SET PROBLEM:
Find the lines in these entries that include the word "enemy" and state how many there are, with no other words.

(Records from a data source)
** BEGIN **
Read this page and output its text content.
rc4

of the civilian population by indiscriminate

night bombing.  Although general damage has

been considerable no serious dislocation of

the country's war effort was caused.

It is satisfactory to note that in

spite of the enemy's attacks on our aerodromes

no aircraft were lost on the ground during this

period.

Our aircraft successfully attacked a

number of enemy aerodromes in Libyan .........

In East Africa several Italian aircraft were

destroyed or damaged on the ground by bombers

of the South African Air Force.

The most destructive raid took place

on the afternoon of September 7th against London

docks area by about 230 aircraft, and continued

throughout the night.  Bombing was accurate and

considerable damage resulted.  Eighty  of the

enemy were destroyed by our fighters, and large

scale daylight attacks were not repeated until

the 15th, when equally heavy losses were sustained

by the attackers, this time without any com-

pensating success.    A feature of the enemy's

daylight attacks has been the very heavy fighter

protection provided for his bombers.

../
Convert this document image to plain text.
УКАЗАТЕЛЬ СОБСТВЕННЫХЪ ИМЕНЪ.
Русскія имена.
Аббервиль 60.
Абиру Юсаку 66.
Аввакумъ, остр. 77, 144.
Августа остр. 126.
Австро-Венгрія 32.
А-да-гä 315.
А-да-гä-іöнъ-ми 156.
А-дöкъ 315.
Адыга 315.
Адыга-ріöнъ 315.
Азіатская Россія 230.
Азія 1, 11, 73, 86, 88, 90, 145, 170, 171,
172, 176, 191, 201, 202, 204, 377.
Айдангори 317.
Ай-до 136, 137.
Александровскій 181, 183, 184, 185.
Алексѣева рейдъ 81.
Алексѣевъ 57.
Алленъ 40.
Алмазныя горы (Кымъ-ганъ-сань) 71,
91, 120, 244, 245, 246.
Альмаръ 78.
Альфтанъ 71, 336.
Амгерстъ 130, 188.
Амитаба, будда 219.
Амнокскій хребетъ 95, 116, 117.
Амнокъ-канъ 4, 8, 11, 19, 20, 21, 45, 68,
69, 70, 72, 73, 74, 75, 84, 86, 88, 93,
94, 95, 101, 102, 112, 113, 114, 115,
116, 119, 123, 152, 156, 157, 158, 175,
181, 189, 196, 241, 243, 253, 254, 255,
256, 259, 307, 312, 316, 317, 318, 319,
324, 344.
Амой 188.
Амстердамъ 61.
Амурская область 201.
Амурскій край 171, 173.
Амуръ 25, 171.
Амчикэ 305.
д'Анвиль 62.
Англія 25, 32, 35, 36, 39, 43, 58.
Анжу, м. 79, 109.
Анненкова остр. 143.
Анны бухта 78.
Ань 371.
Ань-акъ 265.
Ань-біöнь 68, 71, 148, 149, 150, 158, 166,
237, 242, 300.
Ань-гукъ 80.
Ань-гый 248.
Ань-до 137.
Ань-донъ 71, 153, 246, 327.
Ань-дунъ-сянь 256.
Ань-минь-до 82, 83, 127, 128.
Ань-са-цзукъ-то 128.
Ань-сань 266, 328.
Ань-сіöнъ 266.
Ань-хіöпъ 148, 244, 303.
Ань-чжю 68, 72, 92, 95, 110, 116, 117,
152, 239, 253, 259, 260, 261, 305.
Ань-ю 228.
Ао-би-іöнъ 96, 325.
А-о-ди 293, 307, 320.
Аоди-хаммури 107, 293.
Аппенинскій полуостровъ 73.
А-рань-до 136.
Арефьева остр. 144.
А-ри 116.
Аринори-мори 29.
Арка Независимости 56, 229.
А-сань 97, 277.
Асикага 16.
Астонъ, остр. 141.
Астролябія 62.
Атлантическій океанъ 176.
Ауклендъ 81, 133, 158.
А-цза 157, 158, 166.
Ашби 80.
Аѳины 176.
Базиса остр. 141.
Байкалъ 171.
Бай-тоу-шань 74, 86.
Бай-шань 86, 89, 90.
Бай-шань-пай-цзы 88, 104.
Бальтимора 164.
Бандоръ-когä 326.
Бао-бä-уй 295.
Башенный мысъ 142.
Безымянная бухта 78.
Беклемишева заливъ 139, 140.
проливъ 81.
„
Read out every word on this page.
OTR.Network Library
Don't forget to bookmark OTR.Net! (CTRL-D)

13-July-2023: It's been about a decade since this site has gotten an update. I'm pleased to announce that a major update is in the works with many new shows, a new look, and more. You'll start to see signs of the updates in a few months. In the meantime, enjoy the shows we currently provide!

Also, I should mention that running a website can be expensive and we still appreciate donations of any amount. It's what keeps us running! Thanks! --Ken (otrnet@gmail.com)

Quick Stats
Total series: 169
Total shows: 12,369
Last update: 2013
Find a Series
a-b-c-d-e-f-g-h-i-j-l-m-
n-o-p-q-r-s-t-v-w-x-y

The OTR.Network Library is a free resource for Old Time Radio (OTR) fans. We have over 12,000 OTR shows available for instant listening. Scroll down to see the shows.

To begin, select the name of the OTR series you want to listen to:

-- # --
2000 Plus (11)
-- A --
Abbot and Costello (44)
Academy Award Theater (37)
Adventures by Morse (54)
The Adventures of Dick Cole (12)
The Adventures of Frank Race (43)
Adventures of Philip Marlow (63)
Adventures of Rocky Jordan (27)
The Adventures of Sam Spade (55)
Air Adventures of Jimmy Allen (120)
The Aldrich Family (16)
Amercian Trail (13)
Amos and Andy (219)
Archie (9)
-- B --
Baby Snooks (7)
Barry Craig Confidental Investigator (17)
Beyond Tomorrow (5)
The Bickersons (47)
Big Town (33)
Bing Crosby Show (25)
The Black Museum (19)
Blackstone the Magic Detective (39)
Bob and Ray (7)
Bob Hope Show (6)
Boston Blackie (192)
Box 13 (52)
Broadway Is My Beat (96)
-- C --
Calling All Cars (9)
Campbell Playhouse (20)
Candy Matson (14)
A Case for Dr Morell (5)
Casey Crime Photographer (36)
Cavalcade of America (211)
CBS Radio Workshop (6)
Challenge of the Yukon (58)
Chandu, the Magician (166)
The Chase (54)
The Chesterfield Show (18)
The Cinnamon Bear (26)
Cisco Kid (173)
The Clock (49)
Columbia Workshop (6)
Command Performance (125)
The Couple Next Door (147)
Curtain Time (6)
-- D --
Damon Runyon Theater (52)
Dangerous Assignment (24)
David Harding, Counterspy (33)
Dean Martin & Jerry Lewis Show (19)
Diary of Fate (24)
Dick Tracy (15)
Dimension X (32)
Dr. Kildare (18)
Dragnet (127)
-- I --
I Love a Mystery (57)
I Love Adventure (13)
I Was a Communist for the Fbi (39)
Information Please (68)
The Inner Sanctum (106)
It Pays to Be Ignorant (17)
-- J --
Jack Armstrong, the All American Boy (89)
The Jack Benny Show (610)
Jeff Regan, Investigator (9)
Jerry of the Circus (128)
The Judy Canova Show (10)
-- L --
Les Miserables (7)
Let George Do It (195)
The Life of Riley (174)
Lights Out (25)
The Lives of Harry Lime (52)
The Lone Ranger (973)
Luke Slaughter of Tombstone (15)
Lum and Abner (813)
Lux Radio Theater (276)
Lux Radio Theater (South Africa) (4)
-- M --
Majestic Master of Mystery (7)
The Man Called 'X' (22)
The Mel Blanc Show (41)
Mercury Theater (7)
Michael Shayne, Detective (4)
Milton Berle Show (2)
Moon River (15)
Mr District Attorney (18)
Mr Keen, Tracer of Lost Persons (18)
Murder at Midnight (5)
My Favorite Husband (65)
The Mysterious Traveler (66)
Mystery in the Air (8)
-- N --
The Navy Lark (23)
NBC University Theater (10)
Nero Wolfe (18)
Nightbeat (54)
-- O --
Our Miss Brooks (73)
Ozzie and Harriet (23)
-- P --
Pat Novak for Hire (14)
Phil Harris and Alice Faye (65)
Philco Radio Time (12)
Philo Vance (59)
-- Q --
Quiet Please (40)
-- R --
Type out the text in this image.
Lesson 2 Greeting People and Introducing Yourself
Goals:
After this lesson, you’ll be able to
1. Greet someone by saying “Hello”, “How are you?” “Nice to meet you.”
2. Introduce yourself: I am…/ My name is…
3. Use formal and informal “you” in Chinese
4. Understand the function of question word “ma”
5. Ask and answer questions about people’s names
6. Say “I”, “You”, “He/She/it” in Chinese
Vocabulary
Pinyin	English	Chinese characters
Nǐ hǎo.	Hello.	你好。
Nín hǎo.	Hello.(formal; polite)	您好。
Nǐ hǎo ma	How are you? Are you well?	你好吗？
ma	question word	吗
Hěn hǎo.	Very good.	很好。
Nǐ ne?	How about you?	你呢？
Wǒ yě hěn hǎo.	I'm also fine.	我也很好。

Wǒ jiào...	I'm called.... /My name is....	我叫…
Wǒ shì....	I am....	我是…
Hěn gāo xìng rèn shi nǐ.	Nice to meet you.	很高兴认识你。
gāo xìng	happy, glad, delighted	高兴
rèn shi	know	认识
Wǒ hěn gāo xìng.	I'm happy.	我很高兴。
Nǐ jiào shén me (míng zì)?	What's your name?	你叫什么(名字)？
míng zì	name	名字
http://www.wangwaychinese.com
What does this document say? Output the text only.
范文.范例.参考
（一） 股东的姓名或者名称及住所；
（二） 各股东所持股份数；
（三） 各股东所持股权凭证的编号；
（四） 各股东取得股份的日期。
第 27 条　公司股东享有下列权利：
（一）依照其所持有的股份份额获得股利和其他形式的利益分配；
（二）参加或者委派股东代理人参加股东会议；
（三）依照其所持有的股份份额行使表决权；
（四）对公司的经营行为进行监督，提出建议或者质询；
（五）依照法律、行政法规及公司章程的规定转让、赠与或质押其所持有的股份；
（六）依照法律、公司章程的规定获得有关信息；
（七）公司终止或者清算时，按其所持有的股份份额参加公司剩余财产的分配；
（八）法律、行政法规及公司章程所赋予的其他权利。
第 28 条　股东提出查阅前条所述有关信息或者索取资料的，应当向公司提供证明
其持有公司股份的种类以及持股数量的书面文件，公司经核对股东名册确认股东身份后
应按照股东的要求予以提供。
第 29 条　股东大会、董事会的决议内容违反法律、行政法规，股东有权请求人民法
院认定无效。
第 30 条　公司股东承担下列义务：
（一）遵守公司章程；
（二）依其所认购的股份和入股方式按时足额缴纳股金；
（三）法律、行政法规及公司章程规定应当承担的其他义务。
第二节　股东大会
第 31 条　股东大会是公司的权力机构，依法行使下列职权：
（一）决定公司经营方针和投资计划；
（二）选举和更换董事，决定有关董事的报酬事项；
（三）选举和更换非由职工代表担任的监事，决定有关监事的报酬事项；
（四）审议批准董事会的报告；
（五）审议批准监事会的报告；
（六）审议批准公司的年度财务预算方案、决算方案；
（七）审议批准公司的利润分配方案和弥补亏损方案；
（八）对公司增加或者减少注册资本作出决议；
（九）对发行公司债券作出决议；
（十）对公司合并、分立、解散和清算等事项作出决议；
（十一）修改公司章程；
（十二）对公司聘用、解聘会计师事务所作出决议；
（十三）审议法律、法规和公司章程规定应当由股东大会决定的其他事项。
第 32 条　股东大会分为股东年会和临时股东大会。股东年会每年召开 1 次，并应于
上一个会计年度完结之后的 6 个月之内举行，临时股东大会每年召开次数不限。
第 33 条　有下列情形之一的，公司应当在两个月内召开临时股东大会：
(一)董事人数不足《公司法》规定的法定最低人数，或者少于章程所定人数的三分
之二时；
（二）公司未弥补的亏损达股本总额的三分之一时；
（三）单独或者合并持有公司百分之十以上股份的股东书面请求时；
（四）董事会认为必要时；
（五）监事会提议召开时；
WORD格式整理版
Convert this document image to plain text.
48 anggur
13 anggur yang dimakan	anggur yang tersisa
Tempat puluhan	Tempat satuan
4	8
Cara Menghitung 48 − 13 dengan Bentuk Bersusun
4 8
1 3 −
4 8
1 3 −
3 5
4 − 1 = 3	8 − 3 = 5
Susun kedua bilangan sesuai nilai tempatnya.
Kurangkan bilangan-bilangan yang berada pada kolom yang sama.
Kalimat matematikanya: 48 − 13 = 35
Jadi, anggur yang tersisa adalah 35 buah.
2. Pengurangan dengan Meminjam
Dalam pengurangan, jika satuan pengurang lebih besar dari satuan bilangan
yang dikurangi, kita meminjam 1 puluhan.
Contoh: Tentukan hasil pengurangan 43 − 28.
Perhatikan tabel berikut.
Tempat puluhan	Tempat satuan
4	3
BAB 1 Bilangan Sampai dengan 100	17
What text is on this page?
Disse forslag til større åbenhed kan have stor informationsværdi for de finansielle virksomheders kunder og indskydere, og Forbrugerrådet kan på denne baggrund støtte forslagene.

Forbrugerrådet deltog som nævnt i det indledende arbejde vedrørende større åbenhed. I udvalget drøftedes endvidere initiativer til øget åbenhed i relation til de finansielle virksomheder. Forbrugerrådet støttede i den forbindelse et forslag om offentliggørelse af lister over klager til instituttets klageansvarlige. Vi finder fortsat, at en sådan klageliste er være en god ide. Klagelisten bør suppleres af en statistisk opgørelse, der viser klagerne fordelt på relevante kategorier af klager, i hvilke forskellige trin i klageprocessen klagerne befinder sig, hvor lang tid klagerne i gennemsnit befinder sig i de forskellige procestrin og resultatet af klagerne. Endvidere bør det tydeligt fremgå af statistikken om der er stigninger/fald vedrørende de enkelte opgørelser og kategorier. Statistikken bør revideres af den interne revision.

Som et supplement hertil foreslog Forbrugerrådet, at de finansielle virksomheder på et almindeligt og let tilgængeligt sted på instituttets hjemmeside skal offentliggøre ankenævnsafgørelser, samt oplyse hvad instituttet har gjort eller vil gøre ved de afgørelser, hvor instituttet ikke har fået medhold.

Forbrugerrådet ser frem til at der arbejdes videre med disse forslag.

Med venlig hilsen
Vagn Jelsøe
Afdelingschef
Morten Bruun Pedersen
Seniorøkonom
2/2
** END **
IN RESPONSE:
4